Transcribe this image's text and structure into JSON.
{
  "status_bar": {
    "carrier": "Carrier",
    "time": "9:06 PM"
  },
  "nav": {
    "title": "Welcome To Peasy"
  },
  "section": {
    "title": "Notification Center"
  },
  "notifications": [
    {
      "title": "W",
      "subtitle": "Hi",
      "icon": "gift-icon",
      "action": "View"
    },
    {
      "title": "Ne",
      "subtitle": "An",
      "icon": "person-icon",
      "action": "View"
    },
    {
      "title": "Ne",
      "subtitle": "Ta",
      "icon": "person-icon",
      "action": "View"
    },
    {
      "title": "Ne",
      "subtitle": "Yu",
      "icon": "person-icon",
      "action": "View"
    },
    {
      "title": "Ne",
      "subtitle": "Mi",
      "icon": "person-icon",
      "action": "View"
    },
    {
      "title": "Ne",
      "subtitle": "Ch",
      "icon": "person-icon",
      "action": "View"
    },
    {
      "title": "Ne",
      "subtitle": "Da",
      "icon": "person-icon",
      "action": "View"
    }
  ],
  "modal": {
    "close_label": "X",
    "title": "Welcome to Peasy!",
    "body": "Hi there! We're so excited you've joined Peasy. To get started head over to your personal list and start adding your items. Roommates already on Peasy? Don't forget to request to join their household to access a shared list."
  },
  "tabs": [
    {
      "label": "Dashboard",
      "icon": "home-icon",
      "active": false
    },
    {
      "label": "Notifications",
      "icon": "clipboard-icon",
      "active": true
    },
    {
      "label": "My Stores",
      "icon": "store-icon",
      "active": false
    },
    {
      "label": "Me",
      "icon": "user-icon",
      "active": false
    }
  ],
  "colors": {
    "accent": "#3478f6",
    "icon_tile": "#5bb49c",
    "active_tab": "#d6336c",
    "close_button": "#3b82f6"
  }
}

= = = = =

## INSTRUCTION:
Output all of the data above without any alteration.

## ANSWER TO THE TASK:
Transcribe this image's text and structure into JSON.
{
  "status_bar": {
    "carrier": "Carrier",
    "time": "9:06 PM"
  },
  "nav": {
    "title": "Welcome To Peasy"
  },
  "section": {
    "title": "Notification Center"
  },
  "notifications": [
    {
      "title": "W",
      "subtitle": "Hi",
      "icon": "gift-icon",
      "action": "View"
    },
    {
      "title": "Ne",
      "subtitle": "An",
      "icon": "person-icon",
      "action": "View"
    },
    {
      "title": "Ne",
      "subtitle": "Ta",
      "icon": "person-icon",
      "action": "View"
    },
    {
      "title": "Ne",
      "subtitle": "Yu",
      "icon": "person-icon",
      "action": "View"
    },
    {
      "title": "Ne",
      "subtitle": "Mi",
      "icon": "person-icon",
      "action": "View"
    },
    {
      "title": "Ne",
      "subtitle": "Ch",
      "icon": "person-icon",
      "action": "View"
    },
    {
      "title": "Ne",
      "subtitle": "Da",
      "icon": "person-icon",
      "action": "View"
    }
  ],
  "modal": {
    "close_label": "X",
    "title": "Welcome to Peasy!",
    "body": "Hi there! We're so excited you've joined Peasy. To get started head over to your personal list and start adding your items. Roommates already on Peasy? Don't forget to request to join their household to access a shared list."
  },
  "tabs": [
    {
      "label": "Dashboard",
      "icon": "home-icon",
      "active": false
    },
    {
      "label": "Notifications",
      "icon": "clipboard-icon",
      "active": true
    },
    {
      "label": "My Stores",
      "icon": "store-icon",
      "active": false
    },
    {
      "label": "Me",
      "icon": "user-icon",
      "active": false
    }
  ],
  "colors": {
    "accent": "#3478f6",
    "icon_tile": "#5bb49c",
    "active_tab": "#d6336c",
    "close_button": "#3b82f6"
  }
}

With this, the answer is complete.